■ **Task to complete**: Tally up the lines where the string "index" appears; reply with the number only.

■ **Data for this exercise**:
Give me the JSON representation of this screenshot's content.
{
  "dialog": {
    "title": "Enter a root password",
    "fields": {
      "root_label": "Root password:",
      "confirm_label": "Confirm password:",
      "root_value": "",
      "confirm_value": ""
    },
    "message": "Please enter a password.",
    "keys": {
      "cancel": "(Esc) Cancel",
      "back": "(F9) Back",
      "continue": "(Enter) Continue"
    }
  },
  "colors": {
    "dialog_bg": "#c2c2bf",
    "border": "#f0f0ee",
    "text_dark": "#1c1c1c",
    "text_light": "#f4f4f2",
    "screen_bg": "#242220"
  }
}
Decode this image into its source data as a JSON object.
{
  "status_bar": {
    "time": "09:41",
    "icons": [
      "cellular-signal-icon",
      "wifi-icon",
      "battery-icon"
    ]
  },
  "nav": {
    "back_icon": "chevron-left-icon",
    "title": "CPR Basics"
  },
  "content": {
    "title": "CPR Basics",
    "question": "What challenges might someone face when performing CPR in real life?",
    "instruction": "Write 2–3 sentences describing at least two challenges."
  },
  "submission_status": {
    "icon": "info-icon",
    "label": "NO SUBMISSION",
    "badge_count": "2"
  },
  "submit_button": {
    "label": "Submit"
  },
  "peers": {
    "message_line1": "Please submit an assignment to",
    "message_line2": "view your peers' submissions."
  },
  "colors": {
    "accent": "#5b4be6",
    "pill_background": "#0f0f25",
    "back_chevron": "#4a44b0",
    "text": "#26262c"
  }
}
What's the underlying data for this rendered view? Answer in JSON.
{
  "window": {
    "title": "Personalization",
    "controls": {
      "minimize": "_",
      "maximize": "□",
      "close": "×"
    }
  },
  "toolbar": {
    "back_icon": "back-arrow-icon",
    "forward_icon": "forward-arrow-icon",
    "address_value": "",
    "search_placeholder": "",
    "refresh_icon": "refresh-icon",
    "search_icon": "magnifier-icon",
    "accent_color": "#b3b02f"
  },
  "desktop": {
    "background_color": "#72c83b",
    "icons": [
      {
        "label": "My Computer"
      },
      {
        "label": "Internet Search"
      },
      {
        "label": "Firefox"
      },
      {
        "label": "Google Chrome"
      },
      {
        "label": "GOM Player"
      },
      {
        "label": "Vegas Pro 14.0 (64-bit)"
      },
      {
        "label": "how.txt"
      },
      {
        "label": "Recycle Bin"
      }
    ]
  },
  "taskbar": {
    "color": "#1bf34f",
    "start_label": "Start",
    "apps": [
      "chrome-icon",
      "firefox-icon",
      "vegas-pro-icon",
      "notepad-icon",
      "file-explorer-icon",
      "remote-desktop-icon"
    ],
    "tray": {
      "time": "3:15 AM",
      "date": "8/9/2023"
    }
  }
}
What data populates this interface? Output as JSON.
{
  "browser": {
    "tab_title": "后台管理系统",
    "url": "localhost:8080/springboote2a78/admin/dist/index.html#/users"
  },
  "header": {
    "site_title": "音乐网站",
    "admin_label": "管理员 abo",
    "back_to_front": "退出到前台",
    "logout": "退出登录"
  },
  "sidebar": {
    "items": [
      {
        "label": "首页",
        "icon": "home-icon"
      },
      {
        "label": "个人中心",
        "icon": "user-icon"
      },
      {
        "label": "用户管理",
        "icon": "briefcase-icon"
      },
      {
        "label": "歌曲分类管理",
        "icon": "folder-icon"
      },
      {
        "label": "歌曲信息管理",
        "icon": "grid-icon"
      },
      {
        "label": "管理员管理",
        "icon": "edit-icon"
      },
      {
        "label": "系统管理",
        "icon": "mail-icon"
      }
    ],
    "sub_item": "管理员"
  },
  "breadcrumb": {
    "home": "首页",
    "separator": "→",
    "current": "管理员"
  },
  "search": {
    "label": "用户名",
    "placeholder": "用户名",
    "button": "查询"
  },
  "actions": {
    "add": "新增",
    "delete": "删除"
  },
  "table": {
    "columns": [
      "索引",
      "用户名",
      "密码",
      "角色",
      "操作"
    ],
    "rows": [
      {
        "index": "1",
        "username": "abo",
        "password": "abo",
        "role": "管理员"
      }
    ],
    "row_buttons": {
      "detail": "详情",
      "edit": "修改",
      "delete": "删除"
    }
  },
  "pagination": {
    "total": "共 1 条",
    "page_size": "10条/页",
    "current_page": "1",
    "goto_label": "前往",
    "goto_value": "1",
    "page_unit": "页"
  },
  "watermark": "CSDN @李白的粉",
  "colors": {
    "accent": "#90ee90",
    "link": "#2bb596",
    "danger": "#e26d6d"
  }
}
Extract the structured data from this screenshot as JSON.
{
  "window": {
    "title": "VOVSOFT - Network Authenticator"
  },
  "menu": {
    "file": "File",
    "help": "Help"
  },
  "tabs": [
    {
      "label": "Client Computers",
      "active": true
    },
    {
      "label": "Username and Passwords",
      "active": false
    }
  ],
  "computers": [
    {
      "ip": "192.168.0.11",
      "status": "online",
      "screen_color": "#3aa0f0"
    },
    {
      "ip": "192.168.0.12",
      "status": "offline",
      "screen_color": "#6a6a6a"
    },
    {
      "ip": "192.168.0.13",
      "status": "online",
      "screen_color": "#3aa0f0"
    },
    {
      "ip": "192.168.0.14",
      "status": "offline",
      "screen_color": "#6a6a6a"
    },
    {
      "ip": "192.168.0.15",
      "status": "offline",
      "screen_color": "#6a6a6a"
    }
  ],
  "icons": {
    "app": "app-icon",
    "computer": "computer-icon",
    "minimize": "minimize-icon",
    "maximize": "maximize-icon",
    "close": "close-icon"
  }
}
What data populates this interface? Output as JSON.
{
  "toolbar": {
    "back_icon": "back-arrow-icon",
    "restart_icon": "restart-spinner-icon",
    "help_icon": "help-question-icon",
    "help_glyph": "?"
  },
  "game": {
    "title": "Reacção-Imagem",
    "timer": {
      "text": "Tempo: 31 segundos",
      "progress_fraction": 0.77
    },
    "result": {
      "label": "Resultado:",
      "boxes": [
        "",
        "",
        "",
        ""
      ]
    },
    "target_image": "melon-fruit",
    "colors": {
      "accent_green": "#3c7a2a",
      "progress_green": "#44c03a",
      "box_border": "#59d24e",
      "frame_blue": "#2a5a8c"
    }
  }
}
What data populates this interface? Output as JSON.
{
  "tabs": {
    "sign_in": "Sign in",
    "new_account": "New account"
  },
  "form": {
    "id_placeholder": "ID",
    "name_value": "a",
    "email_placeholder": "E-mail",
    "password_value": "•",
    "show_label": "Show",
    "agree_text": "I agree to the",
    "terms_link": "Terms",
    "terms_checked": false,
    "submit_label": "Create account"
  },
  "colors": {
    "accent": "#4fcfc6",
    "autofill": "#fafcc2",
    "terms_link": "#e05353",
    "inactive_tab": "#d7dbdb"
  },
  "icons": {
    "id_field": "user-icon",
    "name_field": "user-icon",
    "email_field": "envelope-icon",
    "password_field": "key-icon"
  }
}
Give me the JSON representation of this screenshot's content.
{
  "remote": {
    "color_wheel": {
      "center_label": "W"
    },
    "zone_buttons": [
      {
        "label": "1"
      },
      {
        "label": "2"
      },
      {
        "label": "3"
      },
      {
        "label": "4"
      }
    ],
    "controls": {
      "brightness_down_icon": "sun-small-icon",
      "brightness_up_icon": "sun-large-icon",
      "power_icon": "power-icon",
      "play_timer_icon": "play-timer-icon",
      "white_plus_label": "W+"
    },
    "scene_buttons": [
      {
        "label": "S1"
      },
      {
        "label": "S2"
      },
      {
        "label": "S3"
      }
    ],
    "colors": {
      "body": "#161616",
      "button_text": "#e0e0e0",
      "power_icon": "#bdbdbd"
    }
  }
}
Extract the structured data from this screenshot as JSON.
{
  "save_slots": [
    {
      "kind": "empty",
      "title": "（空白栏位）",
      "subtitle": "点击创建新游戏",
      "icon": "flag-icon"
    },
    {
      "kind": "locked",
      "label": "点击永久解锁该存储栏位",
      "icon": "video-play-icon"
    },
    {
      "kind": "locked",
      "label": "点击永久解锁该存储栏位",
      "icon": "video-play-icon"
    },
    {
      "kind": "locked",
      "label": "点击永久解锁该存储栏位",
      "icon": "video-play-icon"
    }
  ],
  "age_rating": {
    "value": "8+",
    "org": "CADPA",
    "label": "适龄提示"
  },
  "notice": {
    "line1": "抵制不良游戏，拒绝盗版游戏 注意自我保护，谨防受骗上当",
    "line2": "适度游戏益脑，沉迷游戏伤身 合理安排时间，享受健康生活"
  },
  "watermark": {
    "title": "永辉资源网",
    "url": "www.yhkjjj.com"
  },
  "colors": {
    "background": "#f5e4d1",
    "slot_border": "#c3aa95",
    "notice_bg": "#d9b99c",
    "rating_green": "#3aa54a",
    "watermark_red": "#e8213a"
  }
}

■ **Correct response**: 2